Problem statement.
Copy every entry precisely.

Entries supplied.

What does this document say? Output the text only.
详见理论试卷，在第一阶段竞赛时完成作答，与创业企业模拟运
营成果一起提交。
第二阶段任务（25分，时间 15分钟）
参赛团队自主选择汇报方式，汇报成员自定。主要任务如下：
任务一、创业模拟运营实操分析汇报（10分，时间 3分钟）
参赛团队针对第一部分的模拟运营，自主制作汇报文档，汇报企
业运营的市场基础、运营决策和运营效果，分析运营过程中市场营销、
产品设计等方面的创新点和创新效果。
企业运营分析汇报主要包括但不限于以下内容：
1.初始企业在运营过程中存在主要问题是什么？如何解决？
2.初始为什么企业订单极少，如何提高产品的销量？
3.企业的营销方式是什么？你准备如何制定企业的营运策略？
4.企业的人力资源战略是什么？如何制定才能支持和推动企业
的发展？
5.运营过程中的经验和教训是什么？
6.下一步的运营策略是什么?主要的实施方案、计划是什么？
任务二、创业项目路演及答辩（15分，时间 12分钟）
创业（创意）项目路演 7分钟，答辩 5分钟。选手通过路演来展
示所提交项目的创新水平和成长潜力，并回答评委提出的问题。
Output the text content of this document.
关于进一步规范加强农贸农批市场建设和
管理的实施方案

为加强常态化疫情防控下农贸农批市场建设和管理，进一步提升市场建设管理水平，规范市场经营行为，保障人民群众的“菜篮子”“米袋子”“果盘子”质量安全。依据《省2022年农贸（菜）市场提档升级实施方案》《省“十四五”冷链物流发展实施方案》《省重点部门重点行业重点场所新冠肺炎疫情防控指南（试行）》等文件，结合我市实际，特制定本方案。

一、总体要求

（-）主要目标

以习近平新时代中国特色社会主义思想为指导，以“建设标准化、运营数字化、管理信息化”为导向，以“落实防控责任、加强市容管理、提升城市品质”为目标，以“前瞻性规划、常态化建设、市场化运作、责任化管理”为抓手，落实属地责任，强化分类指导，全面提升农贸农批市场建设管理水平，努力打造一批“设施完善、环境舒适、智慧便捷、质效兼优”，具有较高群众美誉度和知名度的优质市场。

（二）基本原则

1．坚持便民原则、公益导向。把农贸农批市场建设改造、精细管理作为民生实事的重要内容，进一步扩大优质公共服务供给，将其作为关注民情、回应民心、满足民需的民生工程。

Answer for this exercise.
What does this document say? Output the text only.
详见理论试卷，在第一阶段竞赛时完成作答，与创业企业模拟运
营成果一起提交。
第二阶段任务（25分，时间 15分钟）
参赛团队自主选择汇报方式，汇报成员自定。主要任务如下：
任务一、创业模拟运营实操分析汇报（10分，时间 3分钟）
参赛团队针对第一部分的模拟运营，自主制作汇报文档，汇报企
业运营的市场基础、运营决策和运营效果，分析运营过程中市场营销、
产品设计等方面的创新点和创新效果。
企业运营分析汇报主要包括但不限于以下内容：
1.初始企业在运营过程中存在主要问题是什么？如何解决？
2.初始为什么企业订单极少，如何提高产品的销量？
3.企业的营销方式是什么？你准备如何制定企业的营运策略？
4.企业的人力资源战略是什么？如何制定才能支持和推动企业
的发展？
5.运营过程中的经验和教训是什么？
6.下一步的运营策略是什么?主要的实施方案、计划是什么？
任务二、创业项目路演及答辩（15分，时间 12分钟）
创业（创意）项目路演 7分钟，答辩 5分钟。选手通过路演来展
示所提交项目的创新水平和成长潜力，并回答评委提出的问题。
Output the text content of this document.
关于进一步规范加强农贸农批市场建设和
管理的实施方案

为加强常态化疫情防控下农贸农批市场建设和管理，进一步提升市场建设管理水平，规范市场经营行为，保障人民群众的“菜篮子”“米袋子”“果盘子”质量安全。依据《省2022年农贸（菜）市场提档升级实施方案》《省“十四五”冷链物流发展实施方案》《省重点部门重点行业重点场所新冠肺炎疫情防控指南（试行）》等文件，结合我市实际，特制定本方案。

一、总体要求

（-）主要目标

以习近平新时代中国特色社会主义思想为指导，以“建设标准化、运营数字化、管理信息化”为导向，以“落实防控责任、加强市容管理、提升城市品质”为目标，以“前瞻性规划、常态化建设、市场化运作、责任化管理”为抓手，落实属地责任，强化分类指导，全面提升农贸农批市场建设管理水平，努力打造一批“设施完善、环境舒适、智慧便捷、质效兼优”，具有较高群众美誉度和知名度的优质市场。

（二）基本原则

1．坚持便民原则、公益导向。把农贸农批市场建设改造、精细管理作为民生实事的重要内容，进一步扩大优质公共服务供给，将其作为关注民情、回应民心、满足民需的民生工程。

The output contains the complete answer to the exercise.